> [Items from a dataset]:
------------------------------------------------
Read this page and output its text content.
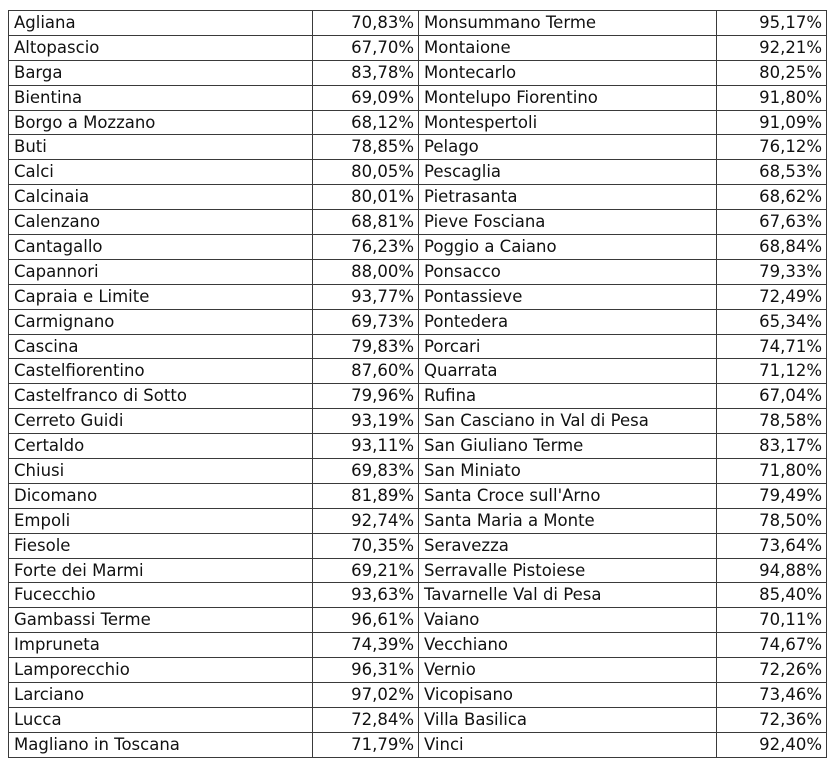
Agliana	70,83%	Monsummano Terme	95,17%
Altopascio	67,70%	Montaione	92,21%
Barga	83,78%	Montecarlo	80,25%
Bientina	69,09%	Montelupo Fiorentino	91,80%
Borgo a Mozzano	68,12%	Montespertoli	91,09%
Buti	78,85%	Pelago	76,12%
Calci	80,05%	Pescaglia	68,53%
Calcinaia	80,01%	Pietrasanta	68,62%
Calenzano	68,81%	Pieve Fosciana	67,63%
Cantagallo	76,23%	Poggio a Caiano	68,84%
Capannori	88,00%	Ponsacco	79,33%
Capraia e Limite	93,77%	Pontassieve	72,49%
Carmignano	69,73%	Pontedera	65,34%
Cascina	79,83%	Porcari	74,71%
Castelfiorentino	87,60%	Quarrata	71,12%
Castelfranco di Sotto	79,96%	Rufina	67,04%
Cerreto Guidi	93,19%	San Casciano in Val di Pesa	78,58%
Certaldo	93,11%	San Giuliano Terme	83,17%
Chiusi	69,83%	San Miniato	71,80%
Dicomano	81,89%	Santa Croce sull'Arno	79,49%
Empoli	92,74%	Santa Maria a Monte	78,50%
Fiesole	70,35%	Seravezza	73,64%
Forte dei Marmi	69,21%	Serravalle Pistoiese	94,88%
Fucecchio	93,63%	Tavarnelle Val di Pesa	85,40%
Gambassi Terme	96,61%	Vaiano	70,11%
Impruneta	74,39%	Vecchiano	74,67%
Lamporecchio	96,31%	Vernio	72,26%
Larciano	97,02%	Vicopisano	73,46%
Lucca	72,84%	Villa Basilica	72,36%
Magliano in Toscana	71,79%	Vinci	92,40%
------------------------------------------------
> [Task brief]: All of the data needs repeating exactly, but the pictures do not.

> [Solution to the exercise]:
Read this page and output its text content.
Agliana	70,83%	Monsummano Terme	95,17%
Altopascio	67,70%	Montaione	92,21%
Barga	83,78%	Montecarlo	80,25%
Bientina	69,09%	Montelupo Fiorentino	91,80%
Borgo a Mozzano	68,12%	Montespertoli	91,09%
Buti	78,85%	Pelago	76,12%
Calci	80,05%	Pescaglia	68,53%
Calcinaia	80,01%	Pietrasanta	68,62%
Calenzano	68,81%	Pieve Fosciana	67,63%
Cantagallo	76,23%	Poggio a Caiano	68,84%
Capannori	88,00%	Ponsacco	79,33%
Capraia e Limite	93,77%	Pontassieve	72,49%
Carmignano	69,73%	Pontedera	65,34%
Cascina	79,83%	Porcari	74,71%
Castelfiorentino	87,60%	Quarrata	71,12%
Castelfranco di Sotto	79,96%	Rufina	67,04%
Cerreto Guidi	93,19%	San Casciano in Val di Pesa	78,58%
Certaldo	93,11%	San Giuliano Terme	83,17%
Chiusi	69,83%	San Miniato	71,80%
Dicomano	81,89%	Santa Croce sull'Arno	79,49%
Empoli	92,74%	Santa Maria a Monte	78,50%
Fiesole	70,35%	Seravezza	73,64%
Forte dei Marmi	69,21%	Serravalle Pistoiese	94,88%
Fucecchio	93,63%	Tavarnelle Val di Pesa	85,40%
Gambassi Terme	96,61%	Vaiano	70,11%
Impruneta	74,39%	Vecchiano	74,67%
Lamporecchio	96,31%	Vernio	72,26%
Larciano	97,02%	Vicopisano	73,46%
Lucca	72,84%	Villa Basilica	72,36%
Magliano in Toscana	71,79%	Vinci	92,40%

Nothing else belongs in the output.